Return the entries verbatim and drop every picture.

##### GIVEN DATA

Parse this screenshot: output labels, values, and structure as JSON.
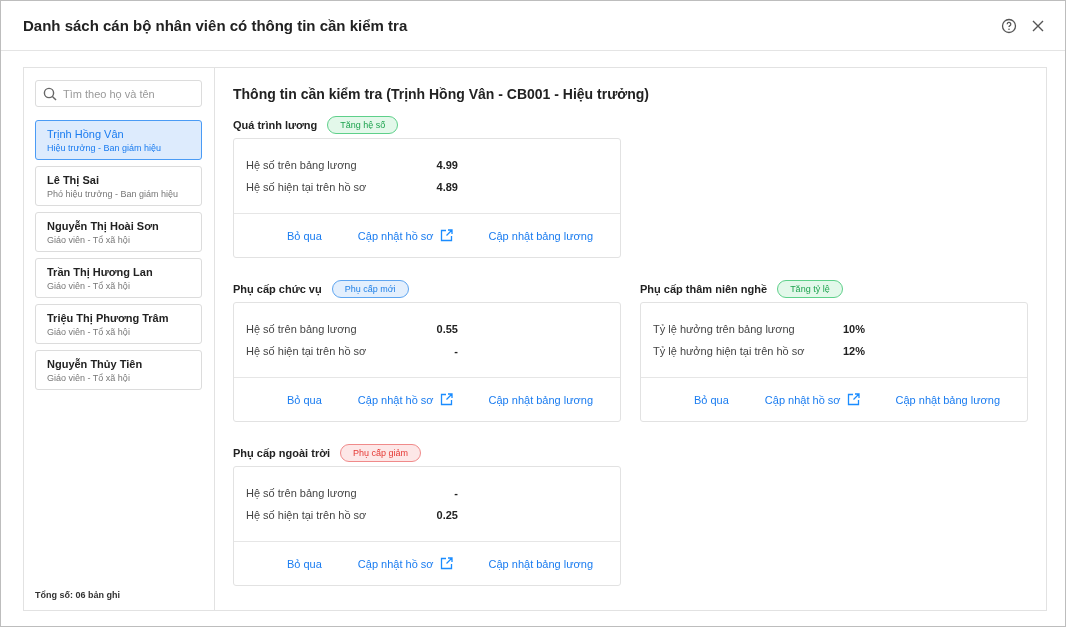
{
  "dialog": {
    "title": "Danh sách cán bộ nhân viên có thông tin cần kiểm tra"
  },
  "sidebar": {
    "search": {
      "placeholder": "Tìm theo họ và tên"
    },
    "employees": [
      {
        "name": "Trịnh Hồng Vân",
        "role": "Hiệu trưởng - Ban giám hiệu",
        "selected": true
      },
      {
        "name": "Lê Thị Sai",
        "role": "Phó hiệu trưởng - Ban giám hiệu",
        "selected": false
      },
      {
        "name": "Nguyễn Thị Hoài Sơn",
        "role": "Giáo viên - Tổ xã hội",
        "selected": false
      },
      {
        "name": "Trần Thị Hương Lan",
        "role": "Giáo viên - Tổ xã hội",
        "selected": false
      },
      {
        "name": "Triệu Thị Phương Trâm",
        "role": "Giáo viên - Tổ xã hội",
        "selected": false
      },
      {
        "name": "Nguyễn Thủy Tiên",
        "role": "Giáo viên - Tổ xã hội",
        "selected": false
      }
    ],
    "total": "Tổng số: 06 bản ghi"
  },
  "main": {
    "heading": "Thông tin cần kiểm tra (Trịnh Hồng Vân - CB001 - Hiệu trưởng)",
    "sections": [
      {
        "title": "Quá trình lương",
        "badge": {
          "label": "Tăng hệ số",
          "kind": "increase"
        },
        "rows": [
          {
            "label": "Hệ số trên bảng lương",
            "value": "4.99"
          },
          {
            "label": "Hệ số hiện tại trên hồ sơ",
            "value": "4.89"
          }
        ],
        "actions": [
          {
            "label": "Bỏ qua",
            "kind": "plain"
          },
          {
            "label": "Cập nhật hồ sơ",
            "kind": "external"
          },
          {
            "label": "Cập nhật bảng lương",
            "kind": "plain"
          }
        ]
      },
      {
        "title": "Phụ cấp chức vụ",
        "badge": {
          "label": "Phụ cấp mới",
          "kind": "new"
        },
        "rows": [
          {
            "label": "Hệ số trên bảng lương",
            "value": "0.55"
          },
          {
            "label": "Hệ số hiện tại trên hồ sơ",
            "value": "-"
          }
        ],
        "actions": [
          {
            "label": "Bỏ qua",
            "kind": "plain"
          },
          {
            "label": "Cập nhật hồ sơ",
            "kind": "external"
          },
          {
            "label": "Cập nhật bảng lương",
            "kind": "plain"
          }
        ]
      },
      {
        "title": "Phụ cấp thâm niên nghề",
        "badge": {
          "label": "Tăng tỷ lệ",
          "kind": "increase"
        },
        "rows": [
          {
            "label": "Tỷ lệ hưởng trên bảng lương",
            "value": "10%"
          },
          {
            "label": "Tỷ lệ hưởng hiện tại trên hồ sơ",
            "value": "12%"
          }
        ],
        "actions": [
          {
            "label": "Bỏ qua",
            "kind": "plain"
          },
          {
            "label": "Cập nhật hồ sơ",
            "kind": "external"
          },
          {
            "label": "Cập nhật bảng lương",
            "kind": "plain"
          }
        ]
      },
      {
        "title": "Phụ cấp ngoài trời",
        "badge": {
          "label": "Phụ cấp giảm",
          "kind": "decrease"
        },
        "rows": [
          {
            "label": "Hệ số trên bảng lương",
            "value": "-"
          },
          {
            "label": "Hệ số hiện tại trên hồ sơ",
            "value": "0.25"
          }
        ],
        "actions": [
          {
            "label": "Bỏ qua",
            "kind": "plain"
          },
          {
            "label": "Cập nhật hồ sơ",
            "kind": "external"
          },
          {
            "label": "Cập nhật bảng lương",
            "kind": "plain"
          }
        ]
      }
    ]
  }
}
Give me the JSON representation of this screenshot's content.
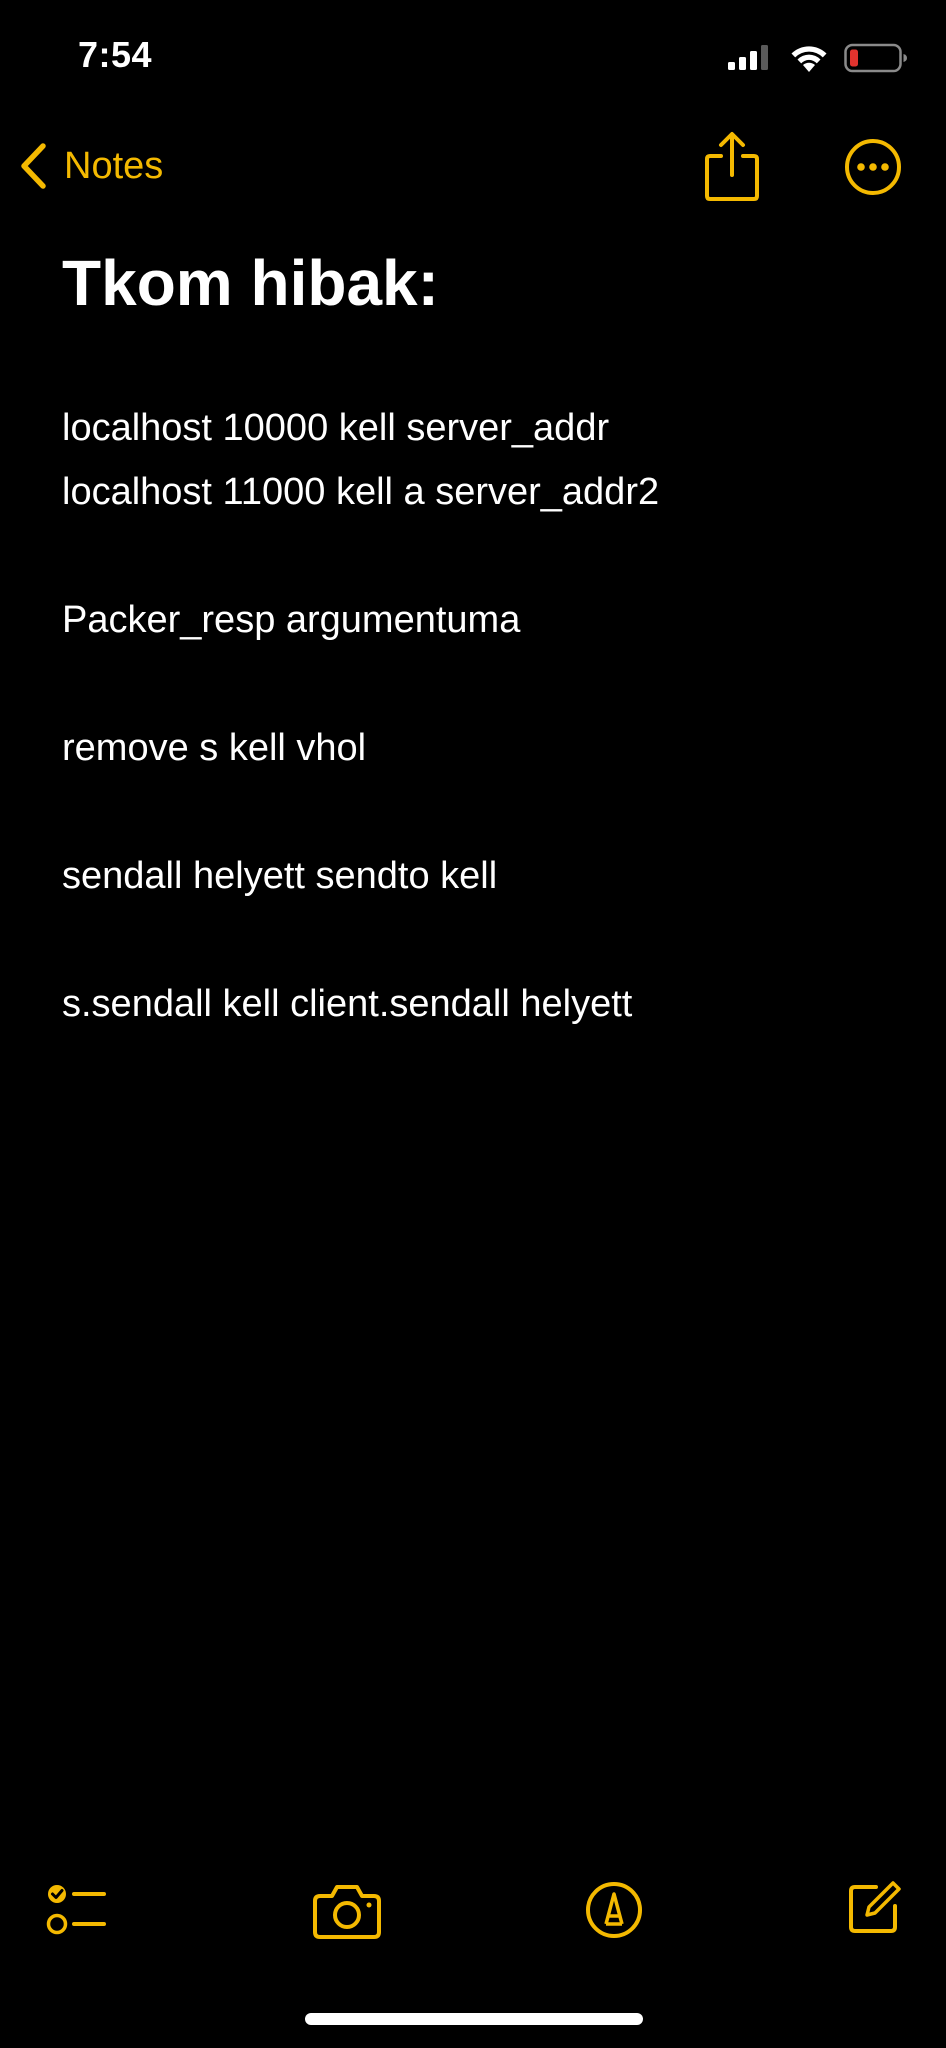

##########

→ **COMPLETED TASK**
Parse this screenshot: output labels, values, and structure as JSON.
{
  "dialog": {
    "title": "Danh sách cán bộ nhân viên có thông tin cần kiểm tra"
  },
  "sidebar": {
    "search": {
      "placeholder": "Tìm theo họ và tên"
    },
    "employees": [
      {
        "name": "Trịnh Hồng Vân",
        "role": "Hiệu trưởng - Ban giám hiệu",
        "selected": true
      },
      {
        "name": "Lê Thị Sai",
        "role": "Phó hiệu trưởng - Ban giám hiệu",
        "selected": false
      },
      {
        "name": "Nguyễn Thị Hoài Sơn",
        "role": "Giáo viên - Tổ xã hội",
        "selected": false
      },
      {
        "name": "Trần Thị Hương Lan",
        "role": "Giáo viên - Tổ xã hội",
        "selected": false
      },
      {
        "name": "Triệu Thị Phương Trâm",
        "role": "Giáo viên - Tổ xã hội",
        "selected": false
      },
      {
        "name": "Nguyễn Thủy Tiên",
        "role": "Giáo viên - Tổ xã hội",
        "selected": false
      }
    ],
    "total": "Tổng số: 06 bản ghi"
  },
  "main": {
    "heading": "Thông tin cần kiểm tra (Trịnh Hồng Vân - CB001 - Hiệu trưởng)",
    "sections": [
      {
        "title": "Quá trình lương",
        "badge": {
          "label": "Tăng hệ số",
          "kind": "increase"
        },
        "rows": [
          {
            "label": "Hệ số trên bảng lương",
            "value": "4.99"
          },
          {
            "label": "Hệ số hiện tại trên hồ sơ",
            "value": "4.89"
          }
        ],
        "actions": [
          {
            "label": "Bỏ qua",
            "kind": "plain"
          },
          {
            "label": "Cập nhật hồ sơ",
            "kind": "external"
          },
          {
            "label": "Cập nhật bảng lương",
            "kind": "plain"
          }
        ]
      },
      {
        "title": "Phụ cấp chức vụ",
        "badge": {
          "label": "Phụ cấp mới",
          "kind": "new"
        },
        "rows": [
          {
            "label": "Hệ số trên bảng lương",
            "value": "0.55"
          },
          {
            "label": "Hệ số hiện tại trên hồ sơ",
            "value": "-"
          }
        ],
        "actions": [
          {
            "label": "Bỏ qua",
            "kind": "plain"
          },
          {
            "label": "Cập nhật hồ sơ",
            "kind": "external"
          },
          {
            "label": "Cập nhật bảng lương",
            "kind": "plain"
          }
        ]
      },
      {
        "title": "Phụ cấp thâm niên nghề",
        "badge": {
          "label": "Tăng tỷ lệ",
          "kind": "increase"
        },
        "rows": [
          {
            "label": "Tỷ lệ hưởng trên bảng lương",
            "value": "10%"
          },
          {
            "label": "Tỷ lệ hưởng hiện tại trên hồ sơ",
            "value": "12%"
          }
        ],
        "actions": [
          {
            "label": "Bỏ qua",
            "kind": "plain"
          },
          {
            "label": "Cập nhật hồ sơ",
            "kind": "external"
          },
          {
            "label": "Cập nhật bảng lương",
            "kind": "plain"
          }
        ]
      },
      {
        "title": "Phụ cấp ngoài trời",
        "badge": {
          "label": "Phụ cấp giảm",
          "kind": "decrease"
        },
        "rows": [
          {
            "label": "Hệ số trên bảng lương",
            "value": "-"
          },
          {
            "label": "Hệ số hiện tại trên hồ sơ",
            "value": "0.25"
          }
        ],
        "actions": [
          {
            "label": "Bỏ qua",
            "kind": "plain"
          },
          {
            "label": "Cập nhật hồ sơ",
            "kind": "external"
          },
          {
            "label": "Cập nhật bảng lương",
            "kind": "plain"
          }
        ]
      }
    ]
  }
}
Give me the JSON representation of this screenshot's content.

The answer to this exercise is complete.